## PROVIDED DATA:
|---|

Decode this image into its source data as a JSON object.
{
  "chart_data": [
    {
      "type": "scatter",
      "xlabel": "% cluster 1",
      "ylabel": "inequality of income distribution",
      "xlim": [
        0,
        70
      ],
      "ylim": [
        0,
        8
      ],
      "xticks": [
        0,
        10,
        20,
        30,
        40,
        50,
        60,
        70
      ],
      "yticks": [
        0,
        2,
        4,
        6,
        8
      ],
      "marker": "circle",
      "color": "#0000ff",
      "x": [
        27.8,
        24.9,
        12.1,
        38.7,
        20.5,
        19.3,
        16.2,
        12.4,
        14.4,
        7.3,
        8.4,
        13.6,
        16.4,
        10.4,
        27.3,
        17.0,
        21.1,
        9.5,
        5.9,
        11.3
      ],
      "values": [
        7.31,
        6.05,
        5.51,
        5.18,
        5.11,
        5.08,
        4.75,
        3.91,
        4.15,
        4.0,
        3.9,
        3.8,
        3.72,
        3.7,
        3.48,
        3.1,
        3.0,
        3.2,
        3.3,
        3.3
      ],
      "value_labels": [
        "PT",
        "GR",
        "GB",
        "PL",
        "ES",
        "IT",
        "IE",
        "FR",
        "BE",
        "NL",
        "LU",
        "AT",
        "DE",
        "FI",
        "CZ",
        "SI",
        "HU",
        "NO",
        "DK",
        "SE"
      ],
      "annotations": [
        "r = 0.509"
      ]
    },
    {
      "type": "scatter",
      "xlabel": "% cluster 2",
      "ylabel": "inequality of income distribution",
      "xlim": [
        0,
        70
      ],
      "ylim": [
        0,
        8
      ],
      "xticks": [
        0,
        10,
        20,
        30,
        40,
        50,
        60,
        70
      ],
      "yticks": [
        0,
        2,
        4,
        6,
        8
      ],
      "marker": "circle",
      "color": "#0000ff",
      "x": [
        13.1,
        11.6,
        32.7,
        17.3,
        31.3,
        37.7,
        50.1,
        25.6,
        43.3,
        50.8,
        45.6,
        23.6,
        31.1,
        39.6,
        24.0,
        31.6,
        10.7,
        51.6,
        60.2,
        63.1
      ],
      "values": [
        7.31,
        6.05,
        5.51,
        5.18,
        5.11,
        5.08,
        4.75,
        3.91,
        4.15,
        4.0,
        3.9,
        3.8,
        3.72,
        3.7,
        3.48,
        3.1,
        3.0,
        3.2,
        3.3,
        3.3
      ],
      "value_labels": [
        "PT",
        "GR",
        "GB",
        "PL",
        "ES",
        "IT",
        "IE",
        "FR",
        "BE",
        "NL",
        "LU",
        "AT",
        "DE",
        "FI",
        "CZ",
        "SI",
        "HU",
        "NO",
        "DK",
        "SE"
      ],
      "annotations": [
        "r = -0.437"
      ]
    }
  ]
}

|---|

## STATED GOAL:
Exactly reproduce every line found in the records.

## PROBLEM SOLUTION:
Decode this image into its source data as a JSON object.
{
  "chart_data": [
    {
      "type": "scatter",
      "xlabel": "% cluster 1",
      "ylabel": "inequality of income distribution",
      "xlim": [
        0,
        70
      ],
      "ylim": [
        0,
        8
      ],
      "xticks": [
        0,
        10,
        20,
        30,
        40,
        50,
        60,
        70
      ],
      "yticks": [
        0,
        2,
        4,
        6,
        8
      ],
      "marker": "circle",
      "color": "#0000ff",
      "x": [
        27.8,
        24.9,
        12.1,
        38.7,
        20.5,
        19.3,
        16.2,
        12.4,
        14.4,
        7.3,
        8.4,
        13.6,
        16.4,
        10.4,
        27.3,
        17.0,
        21.1,
        9.5,
        5.9,
        11.3
      ],
      "values": [
        7.31,
        6.05,
        5.51,
        5.18,
        5.11,
        5.08,
        4.75,
        3.91,
        4.15,
        4.0,
        3.9,
        3.8,
        3.72,
        3.7,
        3.48,
        3.1,
        3.0,
        3.2,
        3.3,
        3.3
      ],
      "value_labels": [
        "PT",
        "GR",
        "GB",
        "PL",
        "ES",
        "IT",
        "IE",
        "FR",
        "BE",
        "NL",
        "LU",
        "AT",
        "DE",
        "FI",
        "CZ",
        "SI",
        "HU",
        "NO",
        "DK",
        "SE"
      ],
      "annotations": [
        "r = 0.509"
      ]
    },
    {
      "type": "scatter",
      "xlabel": "% cluster 2",
      "ylabel": "inequality of income distribution",
      "xlim": [
        0,
        70
      ],
      "ylim": [
        0,
        8
      ],
      "xticks": [
        0,
        10,
        20,
        30,
        40,
        50,
        60,
        70
      ],
      "yticks": [
        0,
        2,
        4,
        6,
        8
      ],
      "marker": "circle",
      "color": "#0000ff",
      "x": [
        13.1,
        11.6,
        32.7,
        17.3,
        31.3,
        37.7,
        50.1,
        25.6,
        43.3,
        50.8,
        45.6,
        23.6,
        31.1,
        39.6,
        24.0,
        31.6,
        10.7,
        51.6,
        60.2,
        63.1
      ],
      "values": [
        7.31,
        6.05,
        5.51,
        5.18,
        5.11,
        5.08,
        4.75,
        3.91,
        4.15,
        4.0,
        3.9,
        3.8,
        3.72,
        3.7,
        3.48,
        3.1,
        3.0,
        3.2,
        3.3,
        3.3
      ],
      "value_labels": [
        "PT",
        "GR",
        "GB",
        "PL",
        "ES",
        "IT",
        "IE",
        "FR",
        "BE",
        "NL",
        "LU",
        "AT",
        "DE",
        "FI",
        "CZ",
        "SI",
        "HU",
        "NO",
        "DK",
        "SE"
      ],
      "annotations": [
        "r = -0.437"
      ]
    }
  ]
}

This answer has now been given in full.